──────── Dostarczone dane

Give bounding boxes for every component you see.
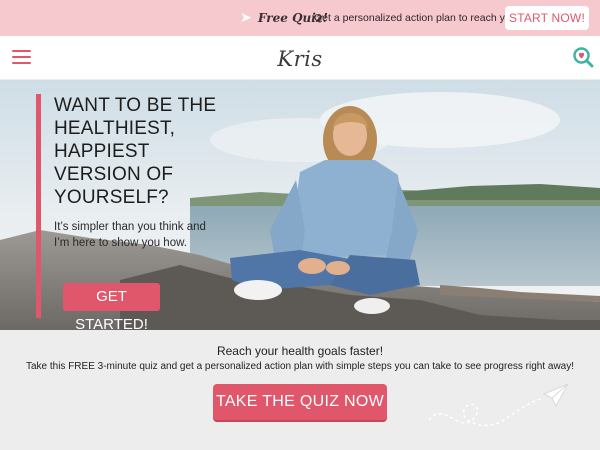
hero-subtext: It’s simpler than you think and I’m here… xyxy=(54,221,206,249)
site-header: Kris Carr xyxy=(0,36,600,105)
search-heart-icon[interactable] xyxy=(572,46,594,68)
hamburger-menu-icon[interactable] xyxy=(12,50,31,65)
get-started-button[interactable]: GET STARTED! xyxy=(63,283,160,330)
hero-heading: WANT TO BE THE HEALTHIEST, HAPPIEST VERS… xyxy=(54,95,217,208)
paper-plane-icon xyxy=(428,382,570,427)
hero-section: WANT TO BE THE HEALTHIEST, HAPPIEST VERS… xyxy=(0,80,600,330)
quiz-description: Take this FREE 3-minute quiz and get a p… xyxy=(25,361,575,372)
arrow-right-icon: ➤ xyxy=(240,10,252,26)
take-quiz-button[interactable]: TAKE THE QUIZ NOW xyxy=(213,384,387,420)
quiz-title: Reach your health goals faster! xyxy=(216,344,384,358)
logo[interactable]: Kris Carr xyxy=(250,42,350,105)
start-now-button[interactable]: START NOW! xyxy=(505,6,589,30)
quiz-section: Reach your health goals faster! Take thi… xyxy=(0,330,600,450)
promo-bar: ➤ Free Quiz! Get a personalized action p… xyxy=(0,0,600,36)
hero-text-panel: WANT TO BE THE HEALTHIEST, HAPPIEST VERS… xyxy=(36,94,217,330)
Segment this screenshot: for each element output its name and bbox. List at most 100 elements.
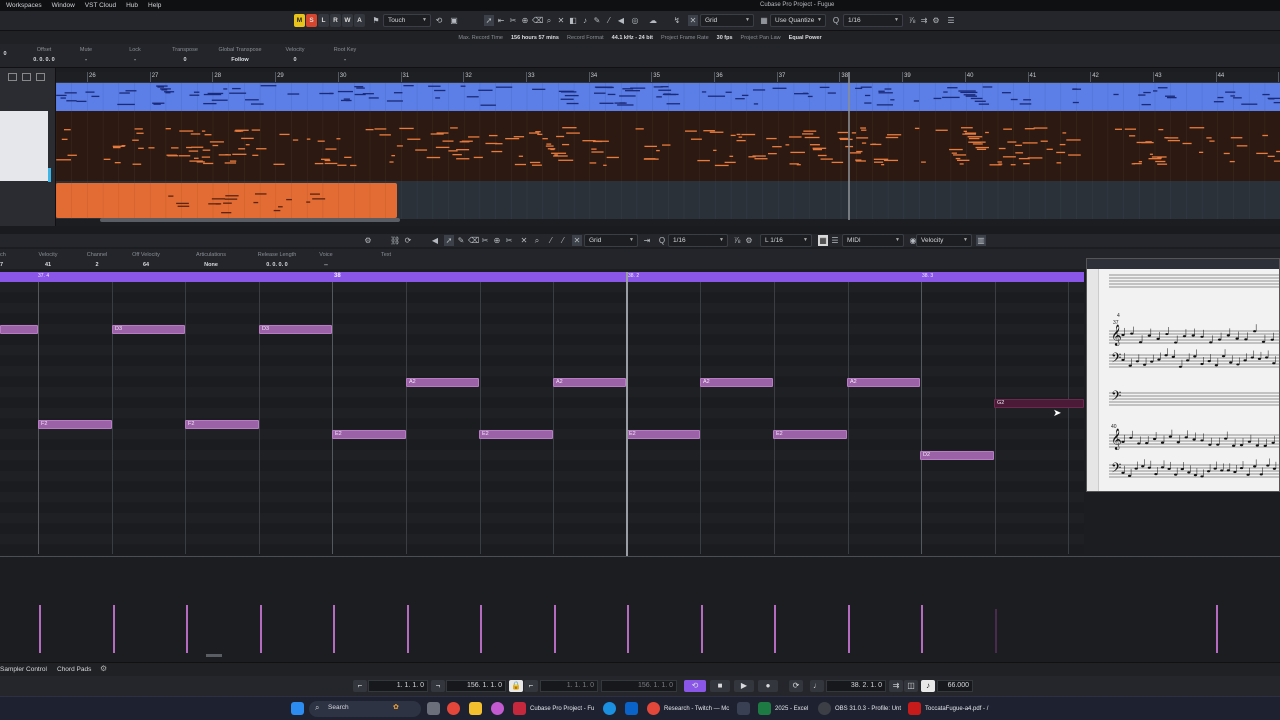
click-icon[interactable]: ◫ [904, 680, 918, 692]
play-tool-icon[interactable]: ◀ [616, 15, 626, 26]
editor-glue-tool-icon[interactable]: ✂ [504, 235, 514, 246]
velocity-bar[interactable] [39, 605, 41, 653]
quantize-settings-icon[interactable]: ⇉ [919, 15, 929, 26]
midi-note[interactable]: D2 [920, 451, 994, 460]
editor-color-icon[interactable]: ▦ [818, 235, 828, 246]
info-offset[interactable]: Offset 0. 0. 0. 0 [22, 47, 66, 63]
glue-tool-icon[interactable]: ⊕ [520, 15, 530, 26]
editor-mute-tool-icon[interactable]: ✕ [519, 235, 529, 246]
taskbar-search[interactable]: ⌕ Search ✿ [309, 701, 421, 717]
selected-track-header[interactable] [0, 111, 48, 181]
velocity-bar[interactable] [995, 609, 997, 653]
zone-divider[interactable] [0, 226, 1280, 234]
record-format-value[interactable]: 44.1 kHz - 24 bit [612, 35, 653, 41]
editor-apply-icon[interactable]: ⚙ [744, 235, 754, 246]
editor-split-tool-icon[interactable]: ⊕ [492, 235, 502, 246]
editor-info-voice[interactable]: Voice -- [314, 252, 338, 268]
editor-trim-tool-icon[interactable]: ✂ [480, 235, 490, 246]
velocity-bar[interactable] [1216, 605, 1218, 653]
punch-in-field[interactable]: 1. 1. 1. 0 [540, 680, 598, 692]
snap-type-select[interactable]: Grid ▼ [700, 14, 754, 27]
track-options-icon[interactable] [22, 73, 31, 81]
editor-settings-icon[interactable]: ⚙ [363, 235, 373, 246]
taskbar-app-excel[interactable]: 2025 - Excel [775, 702, 808, 716]
midi-note[interactable]: A2 [700, 377, 773, 387]
note-display[interactable]: D3 D3 A2 A2 A2 A2 G2 F2 F2 E2 E2 E2 E2 D2 [0, 282, 1084, 554]
editor-layout-icon[interactable]: ▥ [976, 235, 986, 246]
menu-window[interactable]: Window [52, 2, 75, 9]
record-button[interactable]: ● [758, 680, 778, 692]
frame-rate-value[interactable]: 30 fps [717, 35, 733, 41]
tab-chord-pads[interactable]: Chord Pads [57, 666, 91, 673]
pdf-viewer-titlebar[interactable] [1087, 259, 1279, 269]
quantize-mode-select[interactable]: Use Quantize ▼ [770, 14, 826, 27]
editor-iterative-icon[interactable]: ⅞ [732, 235, 742, 246]
task-view-icon[interactable] [427, 702, 440, 715]
editor-loop-icon[interactable]: ⟳ [403, 235, 413, 246]
menu-help[interactable]: Help [148, 2, 161, 9]
left-locator-field[interactable]: 1. 1. 1. 0 [368, 680, 428, 692]
right-locator-field[interactable]: 156. 1. 1. 0 [446, 680, 506, 692]
edge-icon[interactable] [603, 702, 616, 715]
taskbar-app-twitch[interactable]: Research - Twitch — Mc [664, 702, 729, 716]
velocity-bar[interactable] [113, 605, 115, 653]
read-automation-button[interactable]: R [330, 14, 341, 27]
tempo-icon[interactable]: ♪ [921, 680, 935, 692]
editor-erase-tool-icon[interactable]: ⌫ [468, 235, 479, 246]
apply-quantize-icon[interactable]: ⚙ [931, 15, 941, 26]
automation-panel-button[interactable]: A [354, 14, 365, 27]
info-lock[interactable]: Lock - [118, 47, 152, 63]
color-tool-icon[interactable]: ◎ [630, 15, 640, 26]
midi-note[interactable]: E2 [332, 430, 406, 439]
info-root-key[interactable]: Root Key - [328, 47, 362, 63]
editor-quantize-mode-icon[interactable]: ⇥ [642, 235, 652, 246]
position-mode-icon[interactable]: ♩ [810, 680, 824, 692]
cubase-icon[interactable] [513, 702, 526, 715]
split-tool-icon[interactable]: ✂ [508, 15, 518, 26]
erase-tool-icon[interactable]: ⌫ [532, 15, 543, 26]
editor-insert-select[interactable]: MIDI ▼ [842, 234, 904, 247]
automation-mode-select[interactable]: Touch ▼ [383, 14, 431, 27]
editor-list-icon[interactable]: ☰ [830, 235, 840, 246]
midi-note[interactable]: F2 [185, 419, 259, 429]
lane-resize-handle[interactable] [206, 654, 222, 657]
editor-zoom-tool-icon[interactable]: ⌕ [532, 235, 542, 246]
write-automation-button[interactable]: W [342, 14, 353, 27]
taskbar-app-pdf[interactable]: ToccataFugue-a4.pdf - / [925, 702, 988, 716]
iterative-quantize-icon[interactable]: ⅞ [907, 15, 917, 26]
comp-tool-icon[interactable]: ◧ [568, 15, 578, 26]
editor-line-tool-icon[interactable]: ⁄ [546, 235, 556, 246]
midi-part-lane-brown[interactable] [56, 111, 1280, 181]
left-locator-icon[interactable]: ⌐ [353, 680, 367, 692]
grid-snap-icon[interactable]: ✕ [688, 15, 698, 26]
windows-start-icon[interactable] [291, 702, 304, 715]
midi-note[interactable]: D3 [259, 325, 332, 334]
pan-law-value[interactable]: Equal Power [789, 35, 822, 41]
mute-all-button[interactable]: M [294, 14, 305, 27]
listen-button[interactable]: L [318, 14, 329, 27]
editor-info-velocity[interactable]: Velocity 41 [32, 252, 64, 268]
chrome-icon[interactable] [447, 702, 460, 715]
line-tool-icon[interactable]: ⁄ [604, 15, 614, 26]
stop-button[interactable]: ■ [710, 680, 730, 692]
key-editor-ruler[interactable]: 37. 4 38 38. 2 38. 3 [0, 272, 1084, 282]
solo-all-button[interactable]: S [306, 14, 317, 27]
app-icon[interactable] [491, 702, 504, 715]
menu-hub[interactable]: Hub [126, 2, 138, 9]
editor-info-off-velocity[interactable]: Off Velocity 64 [124, 252, 168, 268]
time-warp-icon[interactable]: ♪ [580, 15, 590, 26]
lock-icon[interactable]: 🔒 [509, 680, 523, 692]
draw-tool-icon[interactable]: ✎ [592, 15, 602, 26]
autoscroll-icon[interactable]: ⟲ [434, 15, 444, 26]
velocity-bar[interactable] [627, 605, 629, 653]
pdf-viewer-window[interactable]: 𝄞 𝄢 𝄢 𝄞 𝄢 4 37 40 [1086, 258, 1280, 492]
punch-out-field[interactable]: 156. 1. 1. 0 [601, 680, 677, 692]
pdf-reader-icon[interactable] [908, 702, 921, 715]
editor-time-warp-icon[interactable]: ⁄ [558, 235, 568, 246]
midi-note[interactable]: A2 [847, 377, 920, 387]
editor-select-tool-icon[interactable]: ➚ [444, 235, 454, 246]
editor-autoscroll-icon[interactable]: ◀ [430, 235, 440, 246]
track-add-icon[interactable] [8, 73, 17, 81]
range-tool-icon[interactable]: ⇤ [496, 15, 506, 26]
follow-icon[interactable]: ⇉ [889, 680, 903, 692]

────────────────

Opis zadania:
Przepisz wiersze, zaczynając od tego, który zawiera „hero-subtext: It’s simpler”, a kończąc na tym, który zawiera „get-started-button[interactable]: GET STARTED!”, i zamień w nich „GET STARTED!” na „START NOW!”, nie zmieniając niczego poza tym.

Odpowiedź pisemna:
hero-subtext: It’s simpler than you think and I’m here… xyxy=(54,221,206,249)
site-header: Kris Carr xyxy=(0,36,600,105)
search-heart-icon[interactable] xyxy=(572,46,594,68)
hamburger-menu-icon[interactable] xyxy=(12,50,31,65)
get-started-button[interactable]: START NOW! xyxy=(63,283,160,330)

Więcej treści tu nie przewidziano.